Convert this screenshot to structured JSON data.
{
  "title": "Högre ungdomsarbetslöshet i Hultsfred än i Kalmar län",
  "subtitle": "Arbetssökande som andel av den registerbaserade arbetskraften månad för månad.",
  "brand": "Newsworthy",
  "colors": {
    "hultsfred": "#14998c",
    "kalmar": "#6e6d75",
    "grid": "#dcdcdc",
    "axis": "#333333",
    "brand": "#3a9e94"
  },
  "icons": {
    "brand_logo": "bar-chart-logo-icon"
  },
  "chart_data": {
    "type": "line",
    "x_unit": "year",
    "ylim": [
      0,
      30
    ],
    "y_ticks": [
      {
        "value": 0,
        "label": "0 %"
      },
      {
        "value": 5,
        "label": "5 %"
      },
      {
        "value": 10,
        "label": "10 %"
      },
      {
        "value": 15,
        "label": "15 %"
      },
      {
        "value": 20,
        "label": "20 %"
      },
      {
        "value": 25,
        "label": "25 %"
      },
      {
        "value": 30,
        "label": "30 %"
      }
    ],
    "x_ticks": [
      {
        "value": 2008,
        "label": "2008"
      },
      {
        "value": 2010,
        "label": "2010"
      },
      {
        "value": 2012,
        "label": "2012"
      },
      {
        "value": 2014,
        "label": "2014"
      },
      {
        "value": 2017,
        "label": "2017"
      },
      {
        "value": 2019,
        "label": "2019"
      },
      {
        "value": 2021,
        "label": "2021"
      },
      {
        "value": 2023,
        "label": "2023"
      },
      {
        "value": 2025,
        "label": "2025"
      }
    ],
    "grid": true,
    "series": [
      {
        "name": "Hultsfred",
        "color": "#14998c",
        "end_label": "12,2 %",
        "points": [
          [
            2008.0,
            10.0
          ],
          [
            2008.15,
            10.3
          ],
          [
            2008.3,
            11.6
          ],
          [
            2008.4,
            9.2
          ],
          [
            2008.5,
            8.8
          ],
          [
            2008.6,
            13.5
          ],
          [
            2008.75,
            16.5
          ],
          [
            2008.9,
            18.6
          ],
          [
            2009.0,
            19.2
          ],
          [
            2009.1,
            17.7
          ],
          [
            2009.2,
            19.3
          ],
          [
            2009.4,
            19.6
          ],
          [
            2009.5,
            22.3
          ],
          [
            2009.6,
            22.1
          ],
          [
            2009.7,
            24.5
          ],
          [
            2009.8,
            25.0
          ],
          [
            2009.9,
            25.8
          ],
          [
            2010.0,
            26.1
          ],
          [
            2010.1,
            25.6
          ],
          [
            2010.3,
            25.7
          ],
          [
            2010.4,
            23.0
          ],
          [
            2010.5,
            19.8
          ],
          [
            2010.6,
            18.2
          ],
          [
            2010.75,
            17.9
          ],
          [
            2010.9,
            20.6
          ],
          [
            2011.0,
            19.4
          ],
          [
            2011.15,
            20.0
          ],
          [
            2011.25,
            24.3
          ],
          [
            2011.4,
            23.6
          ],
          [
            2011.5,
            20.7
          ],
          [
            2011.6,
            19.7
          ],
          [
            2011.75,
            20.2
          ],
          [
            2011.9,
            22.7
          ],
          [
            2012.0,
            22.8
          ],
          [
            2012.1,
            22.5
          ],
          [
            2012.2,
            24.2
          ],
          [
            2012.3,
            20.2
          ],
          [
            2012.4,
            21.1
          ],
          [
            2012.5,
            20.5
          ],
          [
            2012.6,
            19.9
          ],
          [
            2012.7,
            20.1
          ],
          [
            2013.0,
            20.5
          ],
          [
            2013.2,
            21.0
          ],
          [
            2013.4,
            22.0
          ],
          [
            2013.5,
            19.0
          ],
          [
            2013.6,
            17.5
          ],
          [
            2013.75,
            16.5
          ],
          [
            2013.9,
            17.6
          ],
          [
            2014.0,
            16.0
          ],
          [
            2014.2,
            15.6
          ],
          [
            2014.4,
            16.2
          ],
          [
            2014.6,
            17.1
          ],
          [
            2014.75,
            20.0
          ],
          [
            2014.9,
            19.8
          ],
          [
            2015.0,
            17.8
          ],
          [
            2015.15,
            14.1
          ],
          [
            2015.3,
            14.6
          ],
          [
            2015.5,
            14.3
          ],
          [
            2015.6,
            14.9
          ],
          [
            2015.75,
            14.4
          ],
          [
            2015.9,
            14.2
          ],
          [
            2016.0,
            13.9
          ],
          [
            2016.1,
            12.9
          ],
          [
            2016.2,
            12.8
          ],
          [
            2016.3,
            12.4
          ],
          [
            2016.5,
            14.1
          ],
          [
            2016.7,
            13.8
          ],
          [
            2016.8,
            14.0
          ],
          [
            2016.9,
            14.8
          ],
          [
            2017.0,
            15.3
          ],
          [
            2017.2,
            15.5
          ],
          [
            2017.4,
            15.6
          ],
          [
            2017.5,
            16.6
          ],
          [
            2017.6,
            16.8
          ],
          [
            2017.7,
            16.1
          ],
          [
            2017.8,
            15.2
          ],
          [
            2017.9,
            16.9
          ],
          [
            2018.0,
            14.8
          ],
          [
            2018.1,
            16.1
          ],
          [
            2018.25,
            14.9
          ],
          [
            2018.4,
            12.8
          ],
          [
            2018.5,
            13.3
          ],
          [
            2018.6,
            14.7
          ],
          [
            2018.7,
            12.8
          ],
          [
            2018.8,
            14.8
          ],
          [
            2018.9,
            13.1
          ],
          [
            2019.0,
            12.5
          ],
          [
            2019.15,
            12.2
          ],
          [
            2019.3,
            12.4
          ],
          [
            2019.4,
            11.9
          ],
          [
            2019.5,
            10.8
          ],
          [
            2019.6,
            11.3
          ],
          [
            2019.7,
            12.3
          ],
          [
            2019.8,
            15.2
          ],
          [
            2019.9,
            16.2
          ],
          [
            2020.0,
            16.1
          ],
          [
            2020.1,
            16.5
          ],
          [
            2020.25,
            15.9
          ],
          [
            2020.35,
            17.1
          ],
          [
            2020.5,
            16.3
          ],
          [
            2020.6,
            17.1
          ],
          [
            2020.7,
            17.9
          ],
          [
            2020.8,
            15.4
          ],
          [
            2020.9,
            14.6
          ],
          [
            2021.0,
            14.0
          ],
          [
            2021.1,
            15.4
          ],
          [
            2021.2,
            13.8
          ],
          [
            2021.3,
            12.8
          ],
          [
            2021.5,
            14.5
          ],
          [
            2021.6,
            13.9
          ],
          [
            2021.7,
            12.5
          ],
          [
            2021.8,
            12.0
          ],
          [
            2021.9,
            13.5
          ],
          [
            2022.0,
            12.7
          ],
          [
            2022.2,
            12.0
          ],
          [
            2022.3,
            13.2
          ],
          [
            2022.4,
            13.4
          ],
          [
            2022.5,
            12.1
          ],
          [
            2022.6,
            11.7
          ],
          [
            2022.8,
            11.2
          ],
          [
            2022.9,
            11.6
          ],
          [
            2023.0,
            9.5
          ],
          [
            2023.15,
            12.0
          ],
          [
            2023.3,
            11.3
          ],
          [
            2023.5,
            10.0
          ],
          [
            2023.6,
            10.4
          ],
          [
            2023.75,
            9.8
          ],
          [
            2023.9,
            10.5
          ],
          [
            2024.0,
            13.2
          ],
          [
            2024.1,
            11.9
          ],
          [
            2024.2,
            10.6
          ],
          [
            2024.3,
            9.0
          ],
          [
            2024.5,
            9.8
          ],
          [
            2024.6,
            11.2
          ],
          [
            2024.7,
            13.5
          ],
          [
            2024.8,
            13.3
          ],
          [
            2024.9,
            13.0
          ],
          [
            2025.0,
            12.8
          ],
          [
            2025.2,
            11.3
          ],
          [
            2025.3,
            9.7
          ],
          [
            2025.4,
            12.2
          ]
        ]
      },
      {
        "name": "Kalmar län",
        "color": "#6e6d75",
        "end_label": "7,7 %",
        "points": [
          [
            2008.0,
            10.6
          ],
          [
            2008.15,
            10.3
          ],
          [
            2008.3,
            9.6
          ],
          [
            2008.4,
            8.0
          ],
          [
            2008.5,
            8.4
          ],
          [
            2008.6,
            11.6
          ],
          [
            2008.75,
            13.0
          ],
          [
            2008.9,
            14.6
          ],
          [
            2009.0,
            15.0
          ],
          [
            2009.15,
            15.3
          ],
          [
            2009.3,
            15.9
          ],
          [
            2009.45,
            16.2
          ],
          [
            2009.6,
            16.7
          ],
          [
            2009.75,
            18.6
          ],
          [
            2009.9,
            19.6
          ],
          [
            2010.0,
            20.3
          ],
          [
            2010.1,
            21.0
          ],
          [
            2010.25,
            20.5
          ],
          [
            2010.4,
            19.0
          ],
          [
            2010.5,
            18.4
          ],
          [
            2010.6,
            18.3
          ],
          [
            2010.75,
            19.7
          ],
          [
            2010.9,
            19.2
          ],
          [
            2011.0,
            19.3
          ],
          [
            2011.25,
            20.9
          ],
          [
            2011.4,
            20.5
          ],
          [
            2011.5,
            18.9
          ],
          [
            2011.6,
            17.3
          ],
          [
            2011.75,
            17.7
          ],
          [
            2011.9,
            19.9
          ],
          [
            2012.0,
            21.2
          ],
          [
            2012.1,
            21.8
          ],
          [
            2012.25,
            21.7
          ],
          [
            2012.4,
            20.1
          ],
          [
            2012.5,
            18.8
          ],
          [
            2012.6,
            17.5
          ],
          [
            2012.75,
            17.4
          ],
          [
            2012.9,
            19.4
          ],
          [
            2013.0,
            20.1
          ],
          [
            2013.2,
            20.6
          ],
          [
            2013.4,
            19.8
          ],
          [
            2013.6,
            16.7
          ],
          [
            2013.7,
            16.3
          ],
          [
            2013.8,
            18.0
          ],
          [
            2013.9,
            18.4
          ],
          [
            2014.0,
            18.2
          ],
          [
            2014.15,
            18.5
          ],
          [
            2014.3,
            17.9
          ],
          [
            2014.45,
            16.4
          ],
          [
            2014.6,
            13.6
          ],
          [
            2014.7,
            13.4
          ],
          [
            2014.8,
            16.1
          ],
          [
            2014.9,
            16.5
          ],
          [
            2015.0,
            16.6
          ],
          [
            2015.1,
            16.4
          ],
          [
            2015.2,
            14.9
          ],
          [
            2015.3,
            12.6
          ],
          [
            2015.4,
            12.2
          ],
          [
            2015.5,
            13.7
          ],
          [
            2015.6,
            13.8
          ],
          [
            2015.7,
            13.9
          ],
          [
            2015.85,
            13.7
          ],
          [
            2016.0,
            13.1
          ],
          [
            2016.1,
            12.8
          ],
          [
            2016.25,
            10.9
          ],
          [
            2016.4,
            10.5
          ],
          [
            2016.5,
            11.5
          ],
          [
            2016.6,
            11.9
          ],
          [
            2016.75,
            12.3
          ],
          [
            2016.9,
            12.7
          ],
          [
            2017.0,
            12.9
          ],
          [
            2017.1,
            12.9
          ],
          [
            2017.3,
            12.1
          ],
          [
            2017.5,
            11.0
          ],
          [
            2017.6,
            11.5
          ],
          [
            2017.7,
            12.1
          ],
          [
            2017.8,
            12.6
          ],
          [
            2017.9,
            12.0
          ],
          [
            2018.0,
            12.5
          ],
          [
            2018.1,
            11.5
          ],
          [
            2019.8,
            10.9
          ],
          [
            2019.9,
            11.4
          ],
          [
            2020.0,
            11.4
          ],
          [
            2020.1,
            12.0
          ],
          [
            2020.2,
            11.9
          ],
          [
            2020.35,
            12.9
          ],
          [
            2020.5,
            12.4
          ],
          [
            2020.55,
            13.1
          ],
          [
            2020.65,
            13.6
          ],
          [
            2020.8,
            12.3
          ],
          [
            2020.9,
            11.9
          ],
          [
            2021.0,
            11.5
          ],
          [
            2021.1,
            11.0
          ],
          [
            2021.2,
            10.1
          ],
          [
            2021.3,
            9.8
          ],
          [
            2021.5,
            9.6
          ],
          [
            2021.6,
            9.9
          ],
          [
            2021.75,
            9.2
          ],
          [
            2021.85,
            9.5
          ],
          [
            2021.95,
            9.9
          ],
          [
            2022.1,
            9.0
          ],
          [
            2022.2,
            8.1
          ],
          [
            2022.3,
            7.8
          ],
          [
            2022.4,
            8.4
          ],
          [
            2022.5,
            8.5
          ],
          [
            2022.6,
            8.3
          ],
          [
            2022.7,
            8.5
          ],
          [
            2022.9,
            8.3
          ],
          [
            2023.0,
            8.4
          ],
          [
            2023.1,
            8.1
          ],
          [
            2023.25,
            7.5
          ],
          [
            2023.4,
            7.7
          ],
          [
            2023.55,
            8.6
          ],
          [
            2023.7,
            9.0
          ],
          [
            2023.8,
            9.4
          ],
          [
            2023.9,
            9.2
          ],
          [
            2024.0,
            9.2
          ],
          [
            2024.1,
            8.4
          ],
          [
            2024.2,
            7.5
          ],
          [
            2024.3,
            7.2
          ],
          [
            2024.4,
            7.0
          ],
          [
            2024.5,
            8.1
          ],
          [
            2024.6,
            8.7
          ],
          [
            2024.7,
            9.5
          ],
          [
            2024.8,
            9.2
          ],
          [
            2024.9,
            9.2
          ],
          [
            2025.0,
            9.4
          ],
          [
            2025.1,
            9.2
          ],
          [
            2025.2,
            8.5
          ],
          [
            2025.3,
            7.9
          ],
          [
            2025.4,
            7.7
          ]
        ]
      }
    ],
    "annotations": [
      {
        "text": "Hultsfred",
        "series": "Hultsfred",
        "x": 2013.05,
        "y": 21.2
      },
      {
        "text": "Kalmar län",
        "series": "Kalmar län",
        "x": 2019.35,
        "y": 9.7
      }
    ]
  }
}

────────────────────

Given instruction: Copy each line of the listing in which the word "series" can be found.

Answer:
    "series": [
        "series": "Hultsfred",
        "series": "Kalmar län",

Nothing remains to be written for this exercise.